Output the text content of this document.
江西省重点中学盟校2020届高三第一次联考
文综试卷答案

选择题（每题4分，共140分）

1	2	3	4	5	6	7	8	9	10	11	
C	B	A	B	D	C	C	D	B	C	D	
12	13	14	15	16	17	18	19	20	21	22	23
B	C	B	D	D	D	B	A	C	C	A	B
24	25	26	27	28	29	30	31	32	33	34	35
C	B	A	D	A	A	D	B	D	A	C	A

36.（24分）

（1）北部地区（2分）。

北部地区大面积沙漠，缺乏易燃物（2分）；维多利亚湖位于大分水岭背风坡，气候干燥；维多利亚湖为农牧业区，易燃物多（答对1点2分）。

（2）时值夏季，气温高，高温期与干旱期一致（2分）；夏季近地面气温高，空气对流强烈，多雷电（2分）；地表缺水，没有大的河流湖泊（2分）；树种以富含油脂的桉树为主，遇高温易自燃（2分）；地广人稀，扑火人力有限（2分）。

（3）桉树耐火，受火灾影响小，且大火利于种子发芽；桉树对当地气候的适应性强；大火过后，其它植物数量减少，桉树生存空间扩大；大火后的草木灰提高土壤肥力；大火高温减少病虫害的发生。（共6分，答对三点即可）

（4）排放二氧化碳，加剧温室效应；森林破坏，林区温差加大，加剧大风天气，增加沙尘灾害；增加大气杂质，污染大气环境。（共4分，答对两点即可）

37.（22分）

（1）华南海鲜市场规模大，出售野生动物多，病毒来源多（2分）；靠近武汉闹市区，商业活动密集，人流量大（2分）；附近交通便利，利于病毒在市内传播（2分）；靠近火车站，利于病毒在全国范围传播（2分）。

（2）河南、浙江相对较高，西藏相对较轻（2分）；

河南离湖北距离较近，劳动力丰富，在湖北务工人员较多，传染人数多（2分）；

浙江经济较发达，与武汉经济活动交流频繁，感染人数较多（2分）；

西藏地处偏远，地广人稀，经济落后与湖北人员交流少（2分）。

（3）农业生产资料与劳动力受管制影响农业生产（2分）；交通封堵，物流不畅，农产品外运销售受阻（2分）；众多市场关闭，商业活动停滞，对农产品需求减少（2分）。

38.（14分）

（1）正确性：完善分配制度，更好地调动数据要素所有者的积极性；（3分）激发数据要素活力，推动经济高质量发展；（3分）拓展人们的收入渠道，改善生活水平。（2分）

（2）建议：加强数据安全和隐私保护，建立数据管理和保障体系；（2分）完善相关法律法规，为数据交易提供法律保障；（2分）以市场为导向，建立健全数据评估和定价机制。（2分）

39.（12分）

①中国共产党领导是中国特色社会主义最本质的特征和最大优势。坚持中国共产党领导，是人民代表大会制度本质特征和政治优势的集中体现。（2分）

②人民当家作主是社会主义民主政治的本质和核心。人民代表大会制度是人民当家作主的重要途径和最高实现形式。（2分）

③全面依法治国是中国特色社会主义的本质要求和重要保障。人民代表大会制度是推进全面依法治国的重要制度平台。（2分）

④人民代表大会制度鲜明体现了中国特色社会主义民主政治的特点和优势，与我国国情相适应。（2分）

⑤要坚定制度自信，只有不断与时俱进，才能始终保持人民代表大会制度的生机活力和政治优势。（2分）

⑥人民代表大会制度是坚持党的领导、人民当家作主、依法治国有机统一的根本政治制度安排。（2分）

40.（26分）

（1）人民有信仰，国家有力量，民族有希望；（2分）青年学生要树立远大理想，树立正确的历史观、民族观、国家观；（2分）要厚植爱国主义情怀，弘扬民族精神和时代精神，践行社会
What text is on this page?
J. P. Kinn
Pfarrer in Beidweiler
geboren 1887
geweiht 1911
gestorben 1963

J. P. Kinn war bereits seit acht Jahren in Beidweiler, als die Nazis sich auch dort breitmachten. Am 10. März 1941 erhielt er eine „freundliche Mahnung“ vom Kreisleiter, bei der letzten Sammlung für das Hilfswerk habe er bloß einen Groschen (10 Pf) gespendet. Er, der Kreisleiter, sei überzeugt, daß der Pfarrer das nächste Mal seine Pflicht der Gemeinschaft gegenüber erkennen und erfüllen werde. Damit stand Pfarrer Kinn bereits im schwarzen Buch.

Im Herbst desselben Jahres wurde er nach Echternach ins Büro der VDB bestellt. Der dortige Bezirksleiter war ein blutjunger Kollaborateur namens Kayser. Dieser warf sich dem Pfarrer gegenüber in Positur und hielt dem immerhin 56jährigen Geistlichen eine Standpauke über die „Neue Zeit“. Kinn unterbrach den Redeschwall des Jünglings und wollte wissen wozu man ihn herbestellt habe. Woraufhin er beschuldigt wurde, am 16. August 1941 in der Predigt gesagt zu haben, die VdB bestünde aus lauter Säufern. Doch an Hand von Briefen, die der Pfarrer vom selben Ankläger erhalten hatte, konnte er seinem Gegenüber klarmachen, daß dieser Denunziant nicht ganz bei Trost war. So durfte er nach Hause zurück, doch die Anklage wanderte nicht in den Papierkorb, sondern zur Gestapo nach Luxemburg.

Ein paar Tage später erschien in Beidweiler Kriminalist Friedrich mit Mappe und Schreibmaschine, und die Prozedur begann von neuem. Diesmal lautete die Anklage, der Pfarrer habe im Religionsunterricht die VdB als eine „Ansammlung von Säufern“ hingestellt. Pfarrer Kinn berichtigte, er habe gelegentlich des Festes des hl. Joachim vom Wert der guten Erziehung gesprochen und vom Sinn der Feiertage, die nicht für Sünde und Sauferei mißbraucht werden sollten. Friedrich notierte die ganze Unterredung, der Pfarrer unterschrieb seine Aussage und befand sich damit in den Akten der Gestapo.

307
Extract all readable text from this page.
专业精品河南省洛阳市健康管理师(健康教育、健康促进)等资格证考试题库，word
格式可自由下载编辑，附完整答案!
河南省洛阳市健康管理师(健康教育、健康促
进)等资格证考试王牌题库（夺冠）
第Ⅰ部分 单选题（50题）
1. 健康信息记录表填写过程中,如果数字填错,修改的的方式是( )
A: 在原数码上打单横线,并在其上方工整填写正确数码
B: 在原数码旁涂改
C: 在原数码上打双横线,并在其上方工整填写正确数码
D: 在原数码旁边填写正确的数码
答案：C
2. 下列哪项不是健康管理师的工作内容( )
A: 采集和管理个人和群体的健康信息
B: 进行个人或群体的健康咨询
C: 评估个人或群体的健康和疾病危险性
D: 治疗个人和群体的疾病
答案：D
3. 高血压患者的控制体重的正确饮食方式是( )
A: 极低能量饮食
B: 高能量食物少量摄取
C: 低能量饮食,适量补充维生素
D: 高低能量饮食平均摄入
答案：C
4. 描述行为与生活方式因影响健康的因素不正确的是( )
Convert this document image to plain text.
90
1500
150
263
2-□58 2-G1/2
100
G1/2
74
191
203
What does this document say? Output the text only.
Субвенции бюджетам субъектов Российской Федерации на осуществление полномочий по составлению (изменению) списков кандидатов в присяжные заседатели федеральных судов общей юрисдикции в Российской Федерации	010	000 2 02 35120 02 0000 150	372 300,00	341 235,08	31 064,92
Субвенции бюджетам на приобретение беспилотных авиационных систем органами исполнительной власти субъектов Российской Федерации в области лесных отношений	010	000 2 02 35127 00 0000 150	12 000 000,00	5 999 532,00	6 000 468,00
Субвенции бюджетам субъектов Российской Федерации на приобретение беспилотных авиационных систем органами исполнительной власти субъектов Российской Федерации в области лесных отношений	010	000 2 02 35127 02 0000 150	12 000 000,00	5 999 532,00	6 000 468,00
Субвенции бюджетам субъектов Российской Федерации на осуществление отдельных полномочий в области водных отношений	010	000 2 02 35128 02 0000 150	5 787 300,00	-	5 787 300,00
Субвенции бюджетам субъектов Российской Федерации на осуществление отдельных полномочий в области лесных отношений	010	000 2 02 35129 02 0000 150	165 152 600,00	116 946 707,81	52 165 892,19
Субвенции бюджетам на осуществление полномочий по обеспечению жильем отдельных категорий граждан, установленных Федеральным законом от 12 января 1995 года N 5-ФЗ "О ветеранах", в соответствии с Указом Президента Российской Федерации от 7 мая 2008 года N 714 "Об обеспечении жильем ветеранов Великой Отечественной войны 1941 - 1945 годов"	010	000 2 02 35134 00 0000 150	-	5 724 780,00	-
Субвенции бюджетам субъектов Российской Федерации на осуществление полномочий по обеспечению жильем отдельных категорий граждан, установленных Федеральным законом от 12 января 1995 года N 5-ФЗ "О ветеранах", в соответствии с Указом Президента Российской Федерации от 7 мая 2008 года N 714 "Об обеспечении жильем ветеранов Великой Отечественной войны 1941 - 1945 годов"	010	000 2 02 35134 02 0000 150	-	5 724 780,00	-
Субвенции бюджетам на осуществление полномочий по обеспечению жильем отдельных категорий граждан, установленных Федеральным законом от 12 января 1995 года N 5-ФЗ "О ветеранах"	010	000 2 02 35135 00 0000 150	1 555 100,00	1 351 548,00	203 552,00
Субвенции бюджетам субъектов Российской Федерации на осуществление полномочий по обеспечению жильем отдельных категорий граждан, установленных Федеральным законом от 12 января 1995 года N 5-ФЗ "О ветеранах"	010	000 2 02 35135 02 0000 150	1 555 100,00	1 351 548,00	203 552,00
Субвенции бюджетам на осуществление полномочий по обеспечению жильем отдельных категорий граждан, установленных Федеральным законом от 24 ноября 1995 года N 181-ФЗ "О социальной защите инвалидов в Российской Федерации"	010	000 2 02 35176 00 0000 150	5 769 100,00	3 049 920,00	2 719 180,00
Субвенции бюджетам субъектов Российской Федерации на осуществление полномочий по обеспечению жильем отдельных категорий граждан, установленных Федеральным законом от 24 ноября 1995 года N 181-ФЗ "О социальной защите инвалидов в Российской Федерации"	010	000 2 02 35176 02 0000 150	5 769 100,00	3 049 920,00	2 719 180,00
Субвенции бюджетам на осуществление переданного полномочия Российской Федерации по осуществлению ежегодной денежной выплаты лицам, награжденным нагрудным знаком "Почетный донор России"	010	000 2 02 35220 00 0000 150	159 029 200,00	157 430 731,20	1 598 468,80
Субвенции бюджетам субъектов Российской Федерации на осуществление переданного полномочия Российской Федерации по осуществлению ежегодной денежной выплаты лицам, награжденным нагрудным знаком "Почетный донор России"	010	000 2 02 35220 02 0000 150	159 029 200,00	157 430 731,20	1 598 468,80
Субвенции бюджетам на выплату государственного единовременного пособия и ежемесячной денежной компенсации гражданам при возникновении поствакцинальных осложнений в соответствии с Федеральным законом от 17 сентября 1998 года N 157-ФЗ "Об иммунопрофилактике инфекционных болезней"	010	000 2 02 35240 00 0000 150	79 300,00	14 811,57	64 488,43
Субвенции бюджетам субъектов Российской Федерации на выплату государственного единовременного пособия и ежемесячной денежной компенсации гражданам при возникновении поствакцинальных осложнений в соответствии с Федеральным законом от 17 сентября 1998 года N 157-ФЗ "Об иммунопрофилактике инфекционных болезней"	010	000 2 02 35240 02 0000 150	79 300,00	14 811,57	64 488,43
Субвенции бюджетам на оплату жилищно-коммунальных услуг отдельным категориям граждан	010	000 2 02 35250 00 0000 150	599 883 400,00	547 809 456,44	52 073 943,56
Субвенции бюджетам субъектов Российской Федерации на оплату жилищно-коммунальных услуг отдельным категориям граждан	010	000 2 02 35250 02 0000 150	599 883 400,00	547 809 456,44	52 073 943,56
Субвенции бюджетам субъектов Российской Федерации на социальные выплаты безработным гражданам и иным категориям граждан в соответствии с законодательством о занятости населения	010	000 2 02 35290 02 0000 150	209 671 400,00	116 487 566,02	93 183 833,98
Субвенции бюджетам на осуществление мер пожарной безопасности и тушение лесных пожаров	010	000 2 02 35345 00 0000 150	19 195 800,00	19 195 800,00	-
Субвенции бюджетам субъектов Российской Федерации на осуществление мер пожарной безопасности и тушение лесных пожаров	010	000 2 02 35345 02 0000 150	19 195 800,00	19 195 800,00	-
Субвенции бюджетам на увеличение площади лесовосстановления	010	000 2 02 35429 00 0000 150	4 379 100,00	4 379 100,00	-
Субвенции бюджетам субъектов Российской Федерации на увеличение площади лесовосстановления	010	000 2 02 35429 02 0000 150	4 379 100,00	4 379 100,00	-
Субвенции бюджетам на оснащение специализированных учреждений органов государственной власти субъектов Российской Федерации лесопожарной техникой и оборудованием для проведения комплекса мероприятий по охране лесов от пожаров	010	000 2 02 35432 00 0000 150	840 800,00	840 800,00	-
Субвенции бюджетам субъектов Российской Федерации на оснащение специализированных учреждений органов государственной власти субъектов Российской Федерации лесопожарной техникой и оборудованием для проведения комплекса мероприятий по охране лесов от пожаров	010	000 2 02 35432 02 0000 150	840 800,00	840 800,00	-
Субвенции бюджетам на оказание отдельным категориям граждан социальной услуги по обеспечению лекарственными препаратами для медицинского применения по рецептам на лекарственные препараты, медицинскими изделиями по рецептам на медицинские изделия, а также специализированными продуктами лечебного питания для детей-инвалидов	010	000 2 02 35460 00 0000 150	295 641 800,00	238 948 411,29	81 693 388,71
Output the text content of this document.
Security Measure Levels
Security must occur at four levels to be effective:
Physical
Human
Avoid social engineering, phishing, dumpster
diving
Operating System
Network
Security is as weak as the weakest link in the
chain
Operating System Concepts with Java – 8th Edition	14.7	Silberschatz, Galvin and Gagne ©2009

Your task>
Give the number of lines in the entries that include the string "page", and nothing more.

The output>
2